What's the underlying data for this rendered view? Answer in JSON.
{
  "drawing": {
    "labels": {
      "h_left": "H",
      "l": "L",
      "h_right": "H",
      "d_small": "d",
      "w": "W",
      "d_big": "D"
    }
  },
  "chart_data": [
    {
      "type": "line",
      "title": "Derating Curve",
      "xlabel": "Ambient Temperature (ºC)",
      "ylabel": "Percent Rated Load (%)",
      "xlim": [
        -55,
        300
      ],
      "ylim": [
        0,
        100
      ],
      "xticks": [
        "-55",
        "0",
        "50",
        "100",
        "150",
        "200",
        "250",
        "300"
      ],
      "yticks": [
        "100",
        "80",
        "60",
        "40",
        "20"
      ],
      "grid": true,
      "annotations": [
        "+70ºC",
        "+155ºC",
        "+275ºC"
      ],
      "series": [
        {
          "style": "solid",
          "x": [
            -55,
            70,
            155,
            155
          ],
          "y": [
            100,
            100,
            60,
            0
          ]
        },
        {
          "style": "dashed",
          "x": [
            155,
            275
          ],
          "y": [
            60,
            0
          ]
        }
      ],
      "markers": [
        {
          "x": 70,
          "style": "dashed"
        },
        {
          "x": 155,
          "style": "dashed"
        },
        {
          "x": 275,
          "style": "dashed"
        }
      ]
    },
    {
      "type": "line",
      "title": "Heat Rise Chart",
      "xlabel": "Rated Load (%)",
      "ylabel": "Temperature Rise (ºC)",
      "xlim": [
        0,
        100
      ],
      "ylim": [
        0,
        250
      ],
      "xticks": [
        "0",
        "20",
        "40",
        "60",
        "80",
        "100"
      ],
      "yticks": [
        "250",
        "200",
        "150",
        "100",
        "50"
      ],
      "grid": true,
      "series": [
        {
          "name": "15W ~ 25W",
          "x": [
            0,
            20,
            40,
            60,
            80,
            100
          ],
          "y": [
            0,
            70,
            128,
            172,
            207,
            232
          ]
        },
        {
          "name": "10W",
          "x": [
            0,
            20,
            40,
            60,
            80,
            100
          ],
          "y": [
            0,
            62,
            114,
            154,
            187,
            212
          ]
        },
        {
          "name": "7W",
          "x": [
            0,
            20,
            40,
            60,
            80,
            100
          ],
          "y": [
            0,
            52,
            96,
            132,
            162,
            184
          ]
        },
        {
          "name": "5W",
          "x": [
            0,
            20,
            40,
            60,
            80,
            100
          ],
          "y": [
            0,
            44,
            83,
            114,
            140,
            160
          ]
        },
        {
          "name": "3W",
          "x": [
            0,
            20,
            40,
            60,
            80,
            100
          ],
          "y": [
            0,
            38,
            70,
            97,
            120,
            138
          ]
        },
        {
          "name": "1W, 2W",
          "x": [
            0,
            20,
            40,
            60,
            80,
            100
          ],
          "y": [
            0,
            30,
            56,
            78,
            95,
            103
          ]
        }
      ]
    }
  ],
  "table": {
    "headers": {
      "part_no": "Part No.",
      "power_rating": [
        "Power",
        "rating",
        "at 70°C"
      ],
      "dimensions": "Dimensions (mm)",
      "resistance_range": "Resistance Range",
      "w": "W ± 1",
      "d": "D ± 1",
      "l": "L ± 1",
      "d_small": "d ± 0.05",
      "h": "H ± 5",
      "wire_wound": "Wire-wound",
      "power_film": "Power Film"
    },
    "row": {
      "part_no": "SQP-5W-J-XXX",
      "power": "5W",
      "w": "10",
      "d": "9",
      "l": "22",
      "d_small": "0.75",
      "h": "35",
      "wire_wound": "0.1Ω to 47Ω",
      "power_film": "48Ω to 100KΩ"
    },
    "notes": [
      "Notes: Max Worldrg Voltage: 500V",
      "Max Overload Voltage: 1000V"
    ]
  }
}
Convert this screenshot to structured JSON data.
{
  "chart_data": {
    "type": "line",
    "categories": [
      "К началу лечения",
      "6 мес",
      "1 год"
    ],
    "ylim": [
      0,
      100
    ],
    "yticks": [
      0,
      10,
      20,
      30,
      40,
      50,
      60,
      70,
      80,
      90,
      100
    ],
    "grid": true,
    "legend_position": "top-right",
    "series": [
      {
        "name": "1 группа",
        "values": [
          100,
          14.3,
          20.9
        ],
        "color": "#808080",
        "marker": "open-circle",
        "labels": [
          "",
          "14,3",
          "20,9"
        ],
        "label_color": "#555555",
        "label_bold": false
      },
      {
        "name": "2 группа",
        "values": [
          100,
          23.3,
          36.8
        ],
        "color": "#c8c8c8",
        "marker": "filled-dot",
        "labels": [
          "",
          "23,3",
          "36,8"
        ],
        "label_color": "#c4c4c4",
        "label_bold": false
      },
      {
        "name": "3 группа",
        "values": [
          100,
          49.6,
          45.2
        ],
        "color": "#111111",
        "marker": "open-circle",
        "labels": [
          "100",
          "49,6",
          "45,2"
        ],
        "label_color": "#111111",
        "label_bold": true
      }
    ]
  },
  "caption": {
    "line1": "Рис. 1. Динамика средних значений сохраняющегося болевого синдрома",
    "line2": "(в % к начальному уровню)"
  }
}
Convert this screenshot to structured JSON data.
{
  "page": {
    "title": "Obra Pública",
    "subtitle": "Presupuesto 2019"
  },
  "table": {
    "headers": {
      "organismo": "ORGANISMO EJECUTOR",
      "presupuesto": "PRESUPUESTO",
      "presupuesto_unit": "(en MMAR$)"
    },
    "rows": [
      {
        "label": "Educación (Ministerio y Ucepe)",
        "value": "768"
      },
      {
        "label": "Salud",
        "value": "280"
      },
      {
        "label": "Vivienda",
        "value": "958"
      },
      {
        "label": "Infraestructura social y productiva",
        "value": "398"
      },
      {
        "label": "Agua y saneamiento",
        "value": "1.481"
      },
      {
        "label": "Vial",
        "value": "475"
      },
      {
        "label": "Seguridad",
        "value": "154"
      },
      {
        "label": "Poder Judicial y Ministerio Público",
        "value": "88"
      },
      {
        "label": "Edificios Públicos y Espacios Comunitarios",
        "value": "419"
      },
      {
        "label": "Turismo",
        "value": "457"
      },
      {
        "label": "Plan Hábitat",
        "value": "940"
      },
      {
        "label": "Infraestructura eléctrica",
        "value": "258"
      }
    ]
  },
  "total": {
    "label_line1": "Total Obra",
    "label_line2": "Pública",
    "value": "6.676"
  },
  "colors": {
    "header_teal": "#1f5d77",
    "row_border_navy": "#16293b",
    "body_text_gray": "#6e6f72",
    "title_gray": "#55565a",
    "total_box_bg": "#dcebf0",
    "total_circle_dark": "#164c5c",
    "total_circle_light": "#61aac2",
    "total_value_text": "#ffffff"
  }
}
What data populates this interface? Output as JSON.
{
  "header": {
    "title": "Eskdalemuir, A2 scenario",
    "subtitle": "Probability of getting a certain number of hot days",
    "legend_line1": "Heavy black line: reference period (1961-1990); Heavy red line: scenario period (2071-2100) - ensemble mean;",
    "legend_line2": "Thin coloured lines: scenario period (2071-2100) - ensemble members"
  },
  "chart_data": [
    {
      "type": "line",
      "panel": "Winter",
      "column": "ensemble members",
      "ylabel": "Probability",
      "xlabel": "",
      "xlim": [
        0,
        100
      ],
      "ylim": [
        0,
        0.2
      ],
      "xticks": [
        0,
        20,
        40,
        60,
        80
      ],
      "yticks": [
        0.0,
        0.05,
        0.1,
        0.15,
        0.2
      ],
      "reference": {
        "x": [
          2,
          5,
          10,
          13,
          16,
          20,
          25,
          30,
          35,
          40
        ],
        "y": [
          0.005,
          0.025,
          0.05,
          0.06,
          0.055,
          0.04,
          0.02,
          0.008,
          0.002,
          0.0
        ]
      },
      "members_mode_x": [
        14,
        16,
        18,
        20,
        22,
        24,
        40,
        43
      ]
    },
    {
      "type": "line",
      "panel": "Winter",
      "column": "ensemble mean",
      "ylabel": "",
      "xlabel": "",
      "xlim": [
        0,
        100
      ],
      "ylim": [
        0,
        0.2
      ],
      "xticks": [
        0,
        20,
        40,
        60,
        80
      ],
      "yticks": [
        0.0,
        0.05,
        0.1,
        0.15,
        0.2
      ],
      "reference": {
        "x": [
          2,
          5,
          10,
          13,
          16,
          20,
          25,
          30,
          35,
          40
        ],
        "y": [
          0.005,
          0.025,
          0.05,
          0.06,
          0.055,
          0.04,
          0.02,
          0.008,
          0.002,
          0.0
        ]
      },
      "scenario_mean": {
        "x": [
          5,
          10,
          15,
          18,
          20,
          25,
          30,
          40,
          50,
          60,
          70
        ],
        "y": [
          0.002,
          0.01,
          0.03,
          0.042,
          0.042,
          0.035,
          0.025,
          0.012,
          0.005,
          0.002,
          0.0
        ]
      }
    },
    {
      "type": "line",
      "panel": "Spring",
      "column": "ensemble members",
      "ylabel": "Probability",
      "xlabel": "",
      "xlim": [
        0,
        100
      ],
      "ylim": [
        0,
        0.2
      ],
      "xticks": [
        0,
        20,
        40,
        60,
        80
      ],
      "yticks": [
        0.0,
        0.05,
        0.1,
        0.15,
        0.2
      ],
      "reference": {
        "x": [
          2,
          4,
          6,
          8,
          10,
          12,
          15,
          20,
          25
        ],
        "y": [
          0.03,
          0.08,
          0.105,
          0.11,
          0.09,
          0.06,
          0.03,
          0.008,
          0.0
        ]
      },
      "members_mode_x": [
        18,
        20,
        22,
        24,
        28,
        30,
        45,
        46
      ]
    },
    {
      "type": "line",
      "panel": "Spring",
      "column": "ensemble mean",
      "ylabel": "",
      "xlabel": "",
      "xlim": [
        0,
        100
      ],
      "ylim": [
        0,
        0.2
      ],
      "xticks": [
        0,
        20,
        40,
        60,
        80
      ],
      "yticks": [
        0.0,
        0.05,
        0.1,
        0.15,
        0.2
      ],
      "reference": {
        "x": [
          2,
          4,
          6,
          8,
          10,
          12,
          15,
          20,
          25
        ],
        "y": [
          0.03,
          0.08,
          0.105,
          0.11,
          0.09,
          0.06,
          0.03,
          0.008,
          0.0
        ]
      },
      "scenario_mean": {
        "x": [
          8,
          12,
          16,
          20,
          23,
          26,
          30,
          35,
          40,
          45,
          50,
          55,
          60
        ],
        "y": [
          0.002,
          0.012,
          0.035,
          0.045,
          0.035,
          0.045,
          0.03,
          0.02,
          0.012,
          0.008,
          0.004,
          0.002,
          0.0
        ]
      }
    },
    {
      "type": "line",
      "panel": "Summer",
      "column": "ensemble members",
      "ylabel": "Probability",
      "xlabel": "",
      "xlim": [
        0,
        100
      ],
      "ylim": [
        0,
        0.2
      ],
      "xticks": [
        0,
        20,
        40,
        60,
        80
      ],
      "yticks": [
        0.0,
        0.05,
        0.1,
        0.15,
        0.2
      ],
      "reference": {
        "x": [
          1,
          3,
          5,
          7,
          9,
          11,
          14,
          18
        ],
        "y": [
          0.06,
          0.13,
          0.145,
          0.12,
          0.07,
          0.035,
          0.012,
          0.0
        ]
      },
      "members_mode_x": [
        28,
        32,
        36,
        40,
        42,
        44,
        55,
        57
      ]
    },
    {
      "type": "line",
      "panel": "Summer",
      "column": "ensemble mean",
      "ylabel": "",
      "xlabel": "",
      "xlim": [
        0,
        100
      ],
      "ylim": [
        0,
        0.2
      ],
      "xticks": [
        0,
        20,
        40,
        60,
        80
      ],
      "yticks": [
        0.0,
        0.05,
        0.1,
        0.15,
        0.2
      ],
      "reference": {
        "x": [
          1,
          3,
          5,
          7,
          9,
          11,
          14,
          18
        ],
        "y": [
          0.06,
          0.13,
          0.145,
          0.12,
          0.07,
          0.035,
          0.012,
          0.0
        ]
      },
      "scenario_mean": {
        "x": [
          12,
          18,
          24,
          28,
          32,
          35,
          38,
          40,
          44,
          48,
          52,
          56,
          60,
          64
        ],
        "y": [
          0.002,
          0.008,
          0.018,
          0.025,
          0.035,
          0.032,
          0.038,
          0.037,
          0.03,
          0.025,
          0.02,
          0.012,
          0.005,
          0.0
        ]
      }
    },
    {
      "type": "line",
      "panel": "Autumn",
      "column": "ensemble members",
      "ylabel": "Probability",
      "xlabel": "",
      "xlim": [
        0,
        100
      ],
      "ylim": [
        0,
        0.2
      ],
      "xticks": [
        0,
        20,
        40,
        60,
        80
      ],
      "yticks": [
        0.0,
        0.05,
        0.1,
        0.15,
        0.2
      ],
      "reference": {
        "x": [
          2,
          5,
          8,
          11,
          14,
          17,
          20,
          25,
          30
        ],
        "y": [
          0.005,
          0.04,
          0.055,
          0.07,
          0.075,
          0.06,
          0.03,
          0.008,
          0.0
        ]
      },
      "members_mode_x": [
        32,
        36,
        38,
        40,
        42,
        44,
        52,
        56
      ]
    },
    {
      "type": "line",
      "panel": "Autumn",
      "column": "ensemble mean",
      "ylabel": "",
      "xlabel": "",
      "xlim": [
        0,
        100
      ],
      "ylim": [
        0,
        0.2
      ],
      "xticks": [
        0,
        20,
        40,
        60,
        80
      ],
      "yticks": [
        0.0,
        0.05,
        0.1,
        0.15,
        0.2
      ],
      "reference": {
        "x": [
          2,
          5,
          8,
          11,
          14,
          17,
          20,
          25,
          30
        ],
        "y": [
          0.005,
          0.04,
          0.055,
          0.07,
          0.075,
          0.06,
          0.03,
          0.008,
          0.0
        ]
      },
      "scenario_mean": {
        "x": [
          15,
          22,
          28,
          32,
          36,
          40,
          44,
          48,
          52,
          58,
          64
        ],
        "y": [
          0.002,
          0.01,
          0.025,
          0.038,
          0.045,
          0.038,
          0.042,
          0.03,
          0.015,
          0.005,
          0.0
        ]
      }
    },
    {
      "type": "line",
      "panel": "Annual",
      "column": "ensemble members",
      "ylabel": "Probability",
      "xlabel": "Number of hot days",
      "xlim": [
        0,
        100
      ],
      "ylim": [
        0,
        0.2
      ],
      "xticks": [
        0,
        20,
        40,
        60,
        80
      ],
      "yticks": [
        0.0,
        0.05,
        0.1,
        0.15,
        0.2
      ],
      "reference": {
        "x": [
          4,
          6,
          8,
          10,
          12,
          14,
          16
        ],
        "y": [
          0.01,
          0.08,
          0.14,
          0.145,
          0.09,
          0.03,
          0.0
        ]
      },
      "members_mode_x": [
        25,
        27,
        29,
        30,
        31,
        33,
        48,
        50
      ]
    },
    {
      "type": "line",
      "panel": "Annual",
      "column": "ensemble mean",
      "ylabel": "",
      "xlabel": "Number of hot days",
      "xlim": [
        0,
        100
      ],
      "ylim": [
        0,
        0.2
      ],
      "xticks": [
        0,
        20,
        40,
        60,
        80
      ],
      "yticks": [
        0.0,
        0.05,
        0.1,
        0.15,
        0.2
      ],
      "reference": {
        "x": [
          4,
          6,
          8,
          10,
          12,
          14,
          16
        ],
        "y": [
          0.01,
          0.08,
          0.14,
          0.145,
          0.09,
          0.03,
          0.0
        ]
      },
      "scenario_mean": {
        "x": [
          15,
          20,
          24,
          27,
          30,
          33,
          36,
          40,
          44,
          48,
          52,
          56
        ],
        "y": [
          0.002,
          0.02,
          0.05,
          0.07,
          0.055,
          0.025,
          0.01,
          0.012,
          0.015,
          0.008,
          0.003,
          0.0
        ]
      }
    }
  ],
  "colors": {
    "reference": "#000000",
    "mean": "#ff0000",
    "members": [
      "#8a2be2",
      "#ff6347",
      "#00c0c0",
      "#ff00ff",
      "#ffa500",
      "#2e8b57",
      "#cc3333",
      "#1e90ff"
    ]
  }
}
***
= What to work on =
Copy all lines in the listing above where the string "Pública" appears.

= Reply =
    "title": "Obra Pública",
    "label_line2": "Pública",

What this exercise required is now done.